AUFGABENSTELLUNG:
A - Gib bitte aus dem Text über MegaUpload den Abschnitt wortgetreu wieder, beginnend mit „Über 500 Millionen“ und weiter bis einschließlich „lautet auf Geldwäsche.“.
B - Nenne alle Arten von Inhalten, die laut dem Text über MegaUpload nach den Vorwürfen der US-Behörden im großen Stil illegal kopiert worden sind.

Über 500 Millionen US-Dollar Schaden
Bei MegaUpload konnten Daten aller Art auf einen Server des Anbieters hochgeladen werden, um dort von anderen Nutzern wieder heruntergeladen zu werden. Nach den Vorwürfen der US-Behörden waren darunter auch im großen Stil illegal kopierte Musik, Filme, Fernsehprogramme und digitale Bücher. MegaUpload habe mehr als 175 Millionen Dollar illegalen Gewinn gemacht und den rechtmäßigen Eigentümern der Inhalte einen Schaden von deutlich über einer halben Milliarde Dollar zugefügt, erklärte das Justizministerium. Ein weiterer Vorwurf lautet auf Geldwäsche.

MegaUpload: "Mehrheit des Datenverkehrs legitim"

Daten zur Erkennung der Dokumentstruktur:

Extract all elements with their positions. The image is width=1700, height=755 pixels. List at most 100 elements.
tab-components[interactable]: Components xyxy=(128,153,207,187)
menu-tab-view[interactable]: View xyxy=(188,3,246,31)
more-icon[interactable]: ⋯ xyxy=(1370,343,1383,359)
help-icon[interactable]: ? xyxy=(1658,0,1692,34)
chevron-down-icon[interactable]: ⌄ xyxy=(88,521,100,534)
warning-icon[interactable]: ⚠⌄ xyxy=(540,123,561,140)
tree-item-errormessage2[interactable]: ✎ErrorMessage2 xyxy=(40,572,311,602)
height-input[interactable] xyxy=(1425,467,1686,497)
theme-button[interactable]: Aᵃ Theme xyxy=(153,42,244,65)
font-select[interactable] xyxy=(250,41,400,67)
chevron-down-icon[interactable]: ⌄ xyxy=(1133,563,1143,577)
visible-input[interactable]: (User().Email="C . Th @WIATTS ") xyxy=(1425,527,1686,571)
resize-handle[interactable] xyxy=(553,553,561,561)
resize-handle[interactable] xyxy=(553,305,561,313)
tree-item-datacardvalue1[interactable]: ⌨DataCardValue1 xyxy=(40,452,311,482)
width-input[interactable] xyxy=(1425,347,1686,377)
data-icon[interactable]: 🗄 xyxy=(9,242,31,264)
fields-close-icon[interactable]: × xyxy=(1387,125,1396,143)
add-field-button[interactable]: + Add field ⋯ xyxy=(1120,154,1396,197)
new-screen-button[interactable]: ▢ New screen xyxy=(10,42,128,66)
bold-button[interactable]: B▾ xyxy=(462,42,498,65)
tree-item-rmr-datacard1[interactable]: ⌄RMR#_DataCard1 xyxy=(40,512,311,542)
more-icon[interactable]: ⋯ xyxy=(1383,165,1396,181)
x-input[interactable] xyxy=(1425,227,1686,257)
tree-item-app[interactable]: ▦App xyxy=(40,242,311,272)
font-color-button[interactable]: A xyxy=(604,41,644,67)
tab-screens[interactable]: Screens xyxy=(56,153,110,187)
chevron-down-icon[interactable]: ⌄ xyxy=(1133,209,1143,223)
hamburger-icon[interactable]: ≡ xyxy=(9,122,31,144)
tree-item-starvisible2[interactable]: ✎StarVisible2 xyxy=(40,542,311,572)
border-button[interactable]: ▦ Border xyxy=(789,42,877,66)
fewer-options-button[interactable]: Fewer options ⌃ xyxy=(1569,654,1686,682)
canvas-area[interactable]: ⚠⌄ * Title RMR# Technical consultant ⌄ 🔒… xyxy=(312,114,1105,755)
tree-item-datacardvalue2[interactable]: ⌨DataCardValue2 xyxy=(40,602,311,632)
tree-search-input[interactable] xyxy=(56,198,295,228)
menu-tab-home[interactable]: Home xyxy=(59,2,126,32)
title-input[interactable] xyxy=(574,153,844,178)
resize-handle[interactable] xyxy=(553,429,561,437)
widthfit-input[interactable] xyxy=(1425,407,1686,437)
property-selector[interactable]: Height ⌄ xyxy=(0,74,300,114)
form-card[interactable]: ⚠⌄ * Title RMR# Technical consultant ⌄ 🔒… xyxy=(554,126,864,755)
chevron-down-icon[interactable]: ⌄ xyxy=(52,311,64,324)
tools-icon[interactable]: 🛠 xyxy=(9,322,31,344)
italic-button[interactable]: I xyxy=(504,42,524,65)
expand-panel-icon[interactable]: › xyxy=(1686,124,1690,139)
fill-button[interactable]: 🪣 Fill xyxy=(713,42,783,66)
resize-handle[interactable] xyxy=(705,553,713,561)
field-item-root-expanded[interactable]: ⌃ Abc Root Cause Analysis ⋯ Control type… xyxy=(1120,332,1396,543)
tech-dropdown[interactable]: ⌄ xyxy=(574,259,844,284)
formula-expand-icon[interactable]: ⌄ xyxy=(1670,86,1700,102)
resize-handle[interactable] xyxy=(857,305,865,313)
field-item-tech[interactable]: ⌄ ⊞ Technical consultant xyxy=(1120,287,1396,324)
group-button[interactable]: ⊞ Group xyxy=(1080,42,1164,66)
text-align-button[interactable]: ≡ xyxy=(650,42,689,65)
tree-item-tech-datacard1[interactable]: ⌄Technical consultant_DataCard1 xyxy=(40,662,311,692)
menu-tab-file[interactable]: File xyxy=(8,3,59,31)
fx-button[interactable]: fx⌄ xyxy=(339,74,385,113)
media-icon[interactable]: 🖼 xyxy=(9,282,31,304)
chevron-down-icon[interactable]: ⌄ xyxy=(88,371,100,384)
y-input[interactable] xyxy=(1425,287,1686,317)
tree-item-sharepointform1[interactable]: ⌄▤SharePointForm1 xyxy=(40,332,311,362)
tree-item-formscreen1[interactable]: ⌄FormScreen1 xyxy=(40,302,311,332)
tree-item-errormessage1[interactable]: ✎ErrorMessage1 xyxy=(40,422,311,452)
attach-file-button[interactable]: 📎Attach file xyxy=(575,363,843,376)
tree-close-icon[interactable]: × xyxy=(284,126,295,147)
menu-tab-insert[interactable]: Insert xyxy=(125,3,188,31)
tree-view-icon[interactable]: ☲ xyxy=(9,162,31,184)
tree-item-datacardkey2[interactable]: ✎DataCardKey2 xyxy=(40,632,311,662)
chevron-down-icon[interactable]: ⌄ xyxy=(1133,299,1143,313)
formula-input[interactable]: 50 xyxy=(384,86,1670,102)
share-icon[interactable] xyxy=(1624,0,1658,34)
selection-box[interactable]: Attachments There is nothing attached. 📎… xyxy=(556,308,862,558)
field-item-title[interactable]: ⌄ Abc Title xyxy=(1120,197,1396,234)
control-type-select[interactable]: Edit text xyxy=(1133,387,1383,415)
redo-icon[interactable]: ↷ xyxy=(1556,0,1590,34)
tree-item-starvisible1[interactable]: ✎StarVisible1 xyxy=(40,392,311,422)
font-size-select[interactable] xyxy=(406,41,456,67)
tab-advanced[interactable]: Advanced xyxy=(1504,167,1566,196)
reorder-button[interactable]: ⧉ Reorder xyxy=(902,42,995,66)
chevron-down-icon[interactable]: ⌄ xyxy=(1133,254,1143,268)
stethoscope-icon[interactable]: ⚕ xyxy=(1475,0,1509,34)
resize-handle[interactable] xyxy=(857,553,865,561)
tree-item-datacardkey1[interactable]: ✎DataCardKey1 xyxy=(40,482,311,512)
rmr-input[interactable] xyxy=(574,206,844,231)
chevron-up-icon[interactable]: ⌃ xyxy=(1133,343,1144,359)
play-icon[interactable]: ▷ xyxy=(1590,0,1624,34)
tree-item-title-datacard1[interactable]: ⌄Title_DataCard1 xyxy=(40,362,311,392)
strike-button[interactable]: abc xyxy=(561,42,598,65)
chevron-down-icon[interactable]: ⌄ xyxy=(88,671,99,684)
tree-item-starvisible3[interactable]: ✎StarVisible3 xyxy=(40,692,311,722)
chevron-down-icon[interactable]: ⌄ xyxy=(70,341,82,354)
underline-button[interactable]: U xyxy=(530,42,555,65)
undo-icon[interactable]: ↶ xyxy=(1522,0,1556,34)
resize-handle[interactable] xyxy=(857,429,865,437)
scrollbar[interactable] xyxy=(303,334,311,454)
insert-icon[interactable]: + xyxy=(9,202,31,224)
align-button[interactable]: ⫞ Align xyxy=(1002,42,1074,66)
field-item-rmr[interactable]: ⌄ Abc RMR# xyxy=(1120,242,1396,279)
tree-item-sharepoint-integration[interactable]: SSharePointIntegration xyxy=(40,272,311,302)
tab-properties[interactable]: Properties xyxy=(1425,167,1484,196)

LÖSUNGEN:
A -
Über 500 Millionen US-Dollar Schaden
Bei MegaUpload konnten Daten aller Art auf einen Server des Anbieters hochgeladen werden, um dort von anderen Nutzern wieder heruntergeladen zu werden. Nach den Vorwürfen der US-Behörden waren darunter auch im großen Stil illegal kopierte Musik, Filme, Fernsehprogramme und digitale Bücher. MegaUpload habe mehr als 175 Millionen Dollar illegalen Gewinn gemacht und den rechtmäßigen Eigentümern der Inhalte einen Schaden von deutlich über einer halben Milliarde Dollar zugefügt, erklärte das Justizministerium. Ein weiterer Vorwurf lautet auf Geldwäsche.

B - Musik, Filme, Fernsehprogramme, digitale Bücher